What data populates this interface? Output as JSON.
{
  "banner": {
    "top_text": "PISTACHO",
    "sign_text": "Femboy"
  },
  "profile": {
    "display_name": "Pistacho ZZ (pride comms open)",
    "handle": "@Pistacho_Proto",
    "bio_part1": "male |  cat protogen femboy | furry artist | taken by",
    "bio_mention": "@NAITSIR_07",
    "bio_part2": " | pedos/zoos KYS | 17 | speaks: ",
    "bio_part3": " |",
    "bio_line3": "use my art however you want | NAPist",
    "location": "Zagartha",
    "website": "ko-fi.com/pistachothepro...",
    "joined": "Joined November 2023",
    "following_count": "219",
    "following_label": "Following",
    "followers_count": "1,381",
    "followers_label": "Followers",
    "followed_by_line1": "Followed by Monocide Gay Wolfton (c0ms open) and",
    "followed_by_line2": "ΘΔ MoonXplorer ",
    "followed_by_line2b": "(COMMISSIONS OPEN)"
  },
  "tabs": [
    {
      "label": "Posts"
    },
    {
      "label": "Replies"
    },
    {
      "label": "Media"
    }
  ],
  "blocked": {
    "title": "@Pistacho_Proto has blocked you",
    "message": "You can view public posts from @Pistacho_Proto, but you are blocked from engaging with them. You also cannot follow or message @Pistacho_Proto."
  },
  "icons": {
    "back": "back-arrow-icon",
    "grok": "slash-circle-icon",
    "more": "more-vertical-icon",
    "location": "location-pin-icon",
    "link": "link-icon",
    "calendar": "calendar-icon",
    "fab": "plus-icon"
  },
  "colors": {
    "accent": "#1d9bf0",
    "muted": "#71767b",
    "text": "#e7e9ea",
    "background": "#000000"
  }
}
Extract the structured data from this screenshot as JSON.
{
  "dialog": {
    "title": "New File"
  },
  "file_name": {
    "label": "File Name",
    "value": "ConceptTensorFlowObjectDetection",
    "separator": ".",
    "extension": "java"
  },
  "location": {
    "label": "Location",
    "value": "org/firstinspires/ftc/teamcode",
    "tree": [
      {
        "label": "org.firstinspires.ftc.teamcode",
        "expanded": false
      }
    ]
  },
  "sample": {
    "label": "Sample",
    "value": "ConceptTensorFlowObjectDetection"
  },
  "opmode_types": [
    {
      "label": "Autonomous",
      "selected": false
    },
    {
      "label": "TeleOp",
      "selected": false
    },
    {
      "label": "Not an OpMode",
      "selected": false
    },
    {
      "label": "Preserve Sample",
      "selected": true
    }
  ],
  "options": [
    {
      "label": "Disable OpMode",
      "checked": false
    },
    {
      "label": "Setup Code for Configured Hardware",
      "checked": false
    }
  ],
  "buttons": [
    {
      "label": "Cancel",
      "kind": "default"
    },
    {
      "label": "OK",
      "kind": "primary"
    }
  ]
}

--*--

Request. Transcribe every entry word for word.

Exercise response.
What data populates this interface? Output as JSON.
{
  "banner": {
    "top_text": "PISTACHO",
    "sign_text": "Femboy"
  },
  "profile": {
    "display_name": "Pistacho ZZ (pride comms open)",
    "handle": "@Pistacho_Proto",
    "bio_part1": "male |  cat protogen femboy | furry artist | taken by",
    "bio_mention": "@NAITSIR_07",
    "bio_part2": " | pedos/zoos KYS | 17 | speaks: ",
    "bio_part3": " |",
    "bio_line3": "use my art however you want | NAPist",
    "location": "Zagartha",
    "website": "ko-fi.com/pistachothepro...",
    "joined": "Joined November 2023",
    "following_count": "219",
    "following_label": "Following",
    "followers_count": "1,381",
    "followers_label": "Followers",
    "followed_by_line1": "Followed by Monocide Gay Wolfton (c0ms open) and",
    "followed_by_line2": "ΘΔ MoonXplorer ",
    "followed_by_line2b": "(COMMISSIONS OPEN)"
  },
  "tabs": [
    {
      "label": "Posts"
    },
    {
      "label": "Replies"
    },
    {
      "label": "Media"
    }
  ],
  "blocked": {
    "title": "@Pistacho_Proto has blocked you",
    "message": "You can view public posts from @Pistacho_Proto, but you are blocked from engaging with them. You also cannot follow or message @Pistacho_Proto."
  },
  "icons": {
    "back": "back-arrow-icon",
    "grok": "slash-circle-icon",
    "more": "more-vertical-icon",
    "location": "location-pin-icon",
    "link": "link-icon",
    "calendar": "calendar-icon",
    "fab": "plus-icon"
  },
  "colors": {
    "accent": "#1d9bf0",
    "muted": "#71767b",
    "text": "#e7e9ea",
    "background": "#000000"
  }
}
Extract the structured data from this screenshot as JSON.
{
  "dialog": {
    "title": "New File"
  },
  "file_name": {
    "label": "File Name",
    "value": "ConceptTensorFlowObjectDetection",
    "separator": ".",
    "extension": "java"
  },
  "location": {
    "label": "Location",
    "value": "org/firstinspires/ftc/teamcode",
    "tree": [
      {
        "label": "org.firstinspires.ftc.teamcode",
        "expanded": false
      }
    ]
  },
  "sample": {
    "label": "Sample",
    "value": "ConceptTensorFlowObjectDetection"
  },
  "opmode_types": [
    {
      "label": "Autonomous",
      "selected": false
    },
    {
      "label": "TeleOp",
      "selected": false
    },
    {
      "label": "Not an OpMode",
      "selected": false
    },
    {
      "label": "Preserve Sample",
      "selected": true
    }
  ],
  "options": [
    {
      "label": "Disable OpMode",
      "checked": false
    },
    {
      "label": "Setup Code for Configured Hardware",
      "checked": false
    }
  ],
  "buttons": [
    {
      "label": "Cancel",
      "kind": "default"
    },
    {
      "label": "OK",
      "kind": "primary"
    }
  ]
}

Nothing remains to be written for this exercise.